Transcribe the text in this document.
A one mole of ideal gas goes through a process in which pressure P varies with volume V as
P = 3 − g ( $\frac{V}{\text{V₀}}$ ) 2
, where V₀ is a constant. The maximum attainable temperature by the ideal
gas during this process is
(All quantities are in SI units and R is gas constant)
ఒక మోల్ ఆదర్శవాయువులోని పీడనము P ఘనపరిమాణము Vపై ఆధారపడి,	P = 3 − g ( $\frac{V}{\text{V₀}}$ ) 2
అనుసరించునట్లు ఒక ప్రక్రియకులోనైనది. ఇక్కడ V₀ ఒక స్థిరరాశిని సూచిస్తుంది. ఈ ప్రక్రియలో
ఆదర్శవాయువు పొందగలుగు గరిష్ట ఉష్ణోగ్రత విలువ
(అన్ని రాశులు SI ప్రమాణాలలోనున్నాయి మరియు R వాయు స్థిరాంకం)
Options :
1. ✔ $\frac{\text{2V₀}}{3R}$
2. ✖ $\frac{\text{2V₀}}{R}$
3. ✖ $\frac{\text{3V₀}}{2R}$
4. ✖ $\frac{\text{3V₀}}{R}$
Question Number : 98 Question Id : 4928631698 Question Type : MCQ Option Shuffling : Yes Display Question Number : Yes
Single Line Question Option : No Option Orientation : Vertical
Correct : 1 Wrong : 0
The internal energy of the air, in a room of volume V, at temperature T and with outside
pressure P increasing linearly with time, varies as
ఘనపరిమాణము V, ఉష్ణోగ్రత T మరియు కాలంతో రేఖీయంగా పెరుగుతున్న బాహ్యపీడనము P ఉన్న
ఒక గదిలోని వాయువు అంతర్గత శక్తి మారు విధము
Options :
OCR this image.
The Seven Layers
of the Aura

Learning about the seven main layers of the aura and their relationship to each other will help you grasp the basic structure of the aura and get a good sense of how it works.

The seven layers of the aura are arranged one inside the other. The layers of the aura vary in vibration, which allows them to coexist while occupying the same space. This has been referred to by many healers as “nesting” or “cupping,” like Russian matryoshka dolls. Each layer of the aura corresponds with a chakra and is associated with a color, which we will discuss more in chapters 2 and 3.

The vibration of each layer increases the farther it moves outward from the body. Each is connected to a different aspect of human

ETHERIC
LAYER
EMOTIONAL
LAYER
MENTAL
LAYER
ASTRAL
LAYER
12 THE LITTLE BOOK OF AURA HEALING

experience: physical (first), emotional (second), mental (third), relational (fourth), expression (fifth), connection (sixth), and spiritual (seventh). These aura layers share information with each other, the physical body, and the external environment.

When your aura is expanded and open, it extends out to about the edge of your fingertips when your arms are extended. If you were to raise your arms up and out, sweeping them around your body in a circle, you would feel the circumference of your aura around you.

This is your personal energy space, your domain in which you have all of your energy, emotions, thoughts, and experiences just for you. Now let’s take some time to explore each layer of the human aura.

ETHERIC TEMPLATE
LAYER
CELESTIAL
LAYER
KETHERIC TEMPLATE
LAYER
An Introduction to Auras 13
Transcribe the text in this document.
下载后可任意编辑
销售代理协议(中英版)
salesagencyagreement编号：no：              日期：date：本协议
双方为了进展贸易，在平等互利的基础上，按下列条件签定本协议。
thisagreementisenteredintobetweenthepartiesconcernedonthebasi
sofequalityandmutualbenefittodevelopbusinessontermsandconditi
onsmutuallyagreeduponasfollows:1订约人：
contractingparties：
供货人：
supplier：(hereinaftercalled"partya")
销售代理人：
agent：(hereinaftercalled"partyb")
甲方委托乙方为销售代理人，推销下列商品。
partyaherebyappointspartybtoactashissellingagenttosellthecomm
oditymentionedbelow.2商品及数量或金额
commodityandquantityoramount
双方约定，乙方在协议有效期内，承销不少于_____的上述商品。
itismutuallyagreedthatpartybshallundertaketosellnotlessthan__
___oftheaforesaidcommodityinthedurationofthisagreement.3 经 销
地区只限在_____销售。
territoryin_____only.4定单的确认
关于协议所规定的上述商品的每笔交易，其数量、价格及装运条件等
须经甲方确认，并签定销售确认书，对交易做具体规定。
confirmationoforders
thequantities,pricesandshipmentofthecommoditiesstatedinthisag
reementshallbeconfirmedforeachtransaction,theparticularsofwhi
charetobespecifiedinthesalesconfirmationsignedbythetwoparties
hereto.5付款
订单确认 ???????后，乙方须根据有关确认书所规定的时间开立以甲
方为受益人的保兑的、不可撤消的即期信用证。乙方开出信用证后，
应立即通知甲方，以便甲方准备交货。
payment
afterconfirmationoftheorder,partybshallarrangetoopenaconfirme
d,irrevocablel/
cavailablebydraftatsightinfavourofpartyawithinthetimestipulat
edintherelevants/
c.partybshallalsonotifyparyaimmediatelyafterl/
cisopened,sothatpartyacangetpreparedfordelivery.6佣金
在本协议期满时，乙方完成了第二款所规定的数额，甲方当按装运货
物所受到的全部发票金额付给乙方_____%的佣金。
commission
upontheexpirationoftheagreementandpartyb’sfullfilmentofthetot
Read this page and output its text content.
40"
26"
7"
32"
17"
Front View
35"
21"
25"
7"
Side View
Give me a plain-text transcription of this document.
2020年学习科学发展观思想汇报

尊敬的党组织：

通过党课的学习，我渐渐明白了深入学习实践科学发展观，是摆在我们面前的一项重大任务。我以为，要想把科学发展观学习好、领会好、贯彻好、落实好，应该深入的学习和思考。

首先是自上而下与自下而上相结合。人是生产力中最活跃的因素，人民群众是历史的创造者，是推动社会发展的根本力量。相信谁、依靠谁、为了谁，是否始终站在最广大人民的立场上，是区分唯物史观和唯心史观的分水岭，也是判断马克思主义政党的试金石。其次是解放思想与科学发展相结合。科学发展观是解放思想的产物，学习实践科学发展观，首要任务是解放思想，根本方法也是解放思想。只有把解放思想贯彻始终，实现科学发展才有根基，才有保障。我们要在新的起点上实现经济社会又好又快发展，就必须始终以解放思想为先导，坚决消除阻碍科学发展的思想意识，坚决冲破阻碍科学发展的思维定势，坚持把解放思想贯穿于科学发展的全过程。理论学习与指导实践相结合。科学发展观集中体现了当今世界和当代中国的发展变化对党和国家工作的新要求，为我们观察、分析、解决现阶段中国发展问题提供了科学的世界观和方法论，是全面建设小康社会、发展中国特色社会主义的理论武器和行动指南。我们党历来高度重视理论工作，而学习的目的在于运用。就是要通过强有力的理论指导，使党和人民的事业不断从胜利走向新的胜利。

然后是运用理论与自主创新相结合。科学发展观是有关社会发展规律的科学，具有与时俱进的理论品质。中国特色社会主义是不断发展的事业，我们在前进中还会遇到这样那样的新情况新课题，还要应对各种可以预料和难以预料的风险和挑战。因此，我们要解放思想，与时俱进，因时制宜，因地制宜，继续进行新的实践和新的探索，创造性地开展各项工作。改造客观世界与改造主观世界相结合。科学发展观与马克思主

GOAL:
Output the records exactly, including every line.

EXERCISE OUTPUT:
Transcribe the text in this document.
A one mole of ideal gas goes through a process in which pressure P varies with volume V as
P = 3 − g ( $\frac{V}{\text{V₀}}$ ) 2
, where V₀ is a constant. The maximum attainable temperature by the ideal
gas during this process is
(All quantities are in SI units and R is gas constant)
ఒక మోల్ ఆదర్శవాయువులోని పీడనము P ఘనపరిమాణము Vపై ఆధారపడి,	P = 3 − g ( $\frac{V}{\text{V₀}}$ ) 2
అనుసరించునట్లు ఒక ప్రక్రియకులోనైనది. ఇక్కడ V₀ ఒక స్థిరరాశిని సూచిస్తుంది. ఈ ప్రక్రియలో
ఆదర్శవాయువు పొందగలుగు గరిష్ట ఉష్ణోగ్రత విలువ
(అన్ని రాశులు SI ప్రమాణాలలోనున్నాయి మరియు R వాయు స్థిరాంకం)
Options :
1. ✔ $\frac{\text{2V₀}}{3R}$
2. ✖ $\frac{\text{2V₀}}{R}$
3. ✖ $\frac{\text{3V₀}}{2R}$
4. ✖ $\frac{\text{3V₀}}{R}$
Question Number : 98 Question Id : 4928631698 Question Type : MCQ Option Shuffling : Yes Display Question Number : Yes
Single Line Question Option : No Option Orientation : Vertical
Correct : 1 Wrong : 0
The internal energy of the air, in a room of volume V, at temperature T and with outside
pressure P increasing linearly with time, varies as
ఘనపరిమాణము V, ఉష్ణోగ్రత T మరియు కాలంతో రేఖీయంగా పెరుగుతున్న బాహ్యపీడనము P ఉన్న
ఒక గదిలోని వాయువు అంతర్గత శక్తి మారు విధము
Options :
OCR this image.
The Seven Layers
of the Aura

Learning about the seven main layers of the aura and their relationship to each other will help you grasp the basic structure of the aura and get a good sense of how it works.

The seven layers of the aura are arranged one inside the other. The layers of the aura vary in vibration, which allows them to coexist while occupying the same space. This has been referred to by many healers as “nesting” or “cupping,” like Russian matryoshka dolls. Each layer of the aura corresponds with a chakra and is associated with a color, which we will discuss more in chapters 2 and 3.

The vibration of each layer increases the farther it moves outward from the body. Each is connected to a different aspect of human

ETHERIC
LAYER
EMOTIONAL
LAYER
MENTAL
LAYER
ASTRAL
LAYER
12 THE LITTLE BOOK OF AURA HEALING

experience: physical (first), emotional (second), mental (third), relational (fourth), expression (fifth), connection (sixth), and spiritual (seventh). These aura layers share information with each other, the physical body, and the external environment.

When your aura is expanded and open, it extends out to about the edge of your fingertips when your arms are extended. If you were to raise your arms up and out, sweeping them around your body in a circle, you would feel the circumference of your aura around you.

This is your personal energy space, your domain in which you have all of your energy, emotions, thoughts, and experiences just for you. Now let’s take some time to explore each layer of the human aura.

ETHERIC TEMPLATE
LAYER
CELESTIAL
LAYER
KETHERIC TEMPLATE
LAYER
An Introduction to Auras 13
Transcribe the text in this document.
下载后可任意编辑
销售代理协议(中英版)
salesagencyagreement编号：no：              日期：date：本协议
双方为了进展贸易，在平等互利的基础上，按下列条件签定本协议。
thisagreementisenteredintobetweenthepartiesconcernedonthebasi
sofequalityandmutualbenefittodevelopbusinessontermsandconditi
onsmutuallyagreeduponasfollows:1订约人：
contractingparties：
供货人：
supplier：(hereinaftercalled"partya")
销售代理人：
agent：(hereinaftercalled"partyb")
甲方委托乙方为销售代理人，推销下列商品。
partyaherebyappointspartybtoactashissellingagenttosellthecomm
oditymentionedbelow.2商品及数量或金额
commodityandquantityoramount
双方约定，乙方在协议有效期内，承销不少于_____的上述商品。
itismutuallyagreedthatpartybshallundertaketosellnotlessthan__
___oftheaforesaidcommodityinthedurationofthisagreement.3 经 销
地区只限在_____销售。
territoryin_____only.4定单的确认
关于协议所规定的上述商品的每笔交易，其数量、价格及装运条件等
须经甲方确认，并签定销售确认书，对交易做具体规定。
confirmationoforders
thequantities,pricesandshipmentofthecommoditiesstatedinthisag
reementshallbeconfirmedforeachtransaction,theparticularsofwhi
charetobespecifiedinthesalesconfirmationsignedbythetwoparties
hereto.5付款
订单确认 ???????后，乙方须根据有关确认书所规定的时间开立以甲
方为受益人的保兑的、不可撤消的即期信用证。乙方开出信用证后，
应立即通知甲方，以便甲方准备交货。
payment
afterconfirmationoftheorder,partybshallarrangetoopenaconfirme
d,irrevocablel/
cavailablebydraftatsightinfavourofpartyawithinthetimestipulat
edintherelevants/
c.partybshallalsonotifyparyaimmediatelyafterl/
cisopened,sothatpartyacangetpreparedfordelivery.6佣金
在本协议期满时，乙方完成了第二款所规定的数额，甲方当按装运货
物所受到的全部发票金额付给乙方_____%的佣金。
commission
upontheexpirationoftheagreementandpartyb’sfullfilmentofthetot
Read this page and output its text content.
40"
26"
7"
32"
17"
Front View
35"
21"
25"
7"
Side View
Give me a plain-text transcription of this document.
2020年学习科学发展观思想汇报

尊敬的党组织：

通过党课的学习，我渐渐明白了深入学习实践科学发展观，是摆在我们面前的一项重大任务。我以为，要想把科学发展观学习好、领会好、贯彻好、落实好，应该深入的学习和思考。

首先是自上而下与自下而上相结合。人是生产力中最活跃的因素，人民群众是历史的创造者，是推动社会发展的根本力量。相信谁、依靠谁、为了谁，是否始终站在最广大人民的立场上，是区分唯物史观和唯心史观的分水岭，也是判断马克思主义政党的试金石。其次是解放思想与科学发展相结合。科学发展观是解放思想的产物，学习实践科学发展观，首要任务是解放思想，根本方法也是解放思想。只有把解放思想贯彻始终，实现科学发展才有根基，才有保障。我们要在新的起点上实现经济社会又好又快发展，就必须始终以解放思想为先导，坚决消除阻碍科学发展的思想意识，坚决冲破阻碍科学发展的思维定势，坚持把解放思想贯穿于科学发展的全过程。理论学习与指导实践相结合。科学发展观集中体现了当今世界和当代中国的发展变化对党和国家工作的新要求，为我们观察、分析、解决现阶段中国发展问题提供了科学的世界观和方法论，是全面建设小康社会、发展中国特色社会主义的理论武器和行动指南。我们党历来高度重视理论工作，而学习的目的在于运用。就是要通过强有力的理论指导，使党和人民的事业不断从胜利走向新的胜利。

然后是运用理论与自主创新相结合。科学发展观是有关社会发展规律的科学，具有与时俱进的理论品质。中国特色社会主义是不断发展的事业，我们在前进中还会遇到这样那样的新情况新课题，还要应对各种可以预料和难以预料的风险和挑战。因此，我们要解放思想，与时俱进，因时制宜，因地制宜，继续进行新的实践和新的探索，创造性地开展各项工作。改造客观世界与改造主观世界相结合。科学发展观与马克思主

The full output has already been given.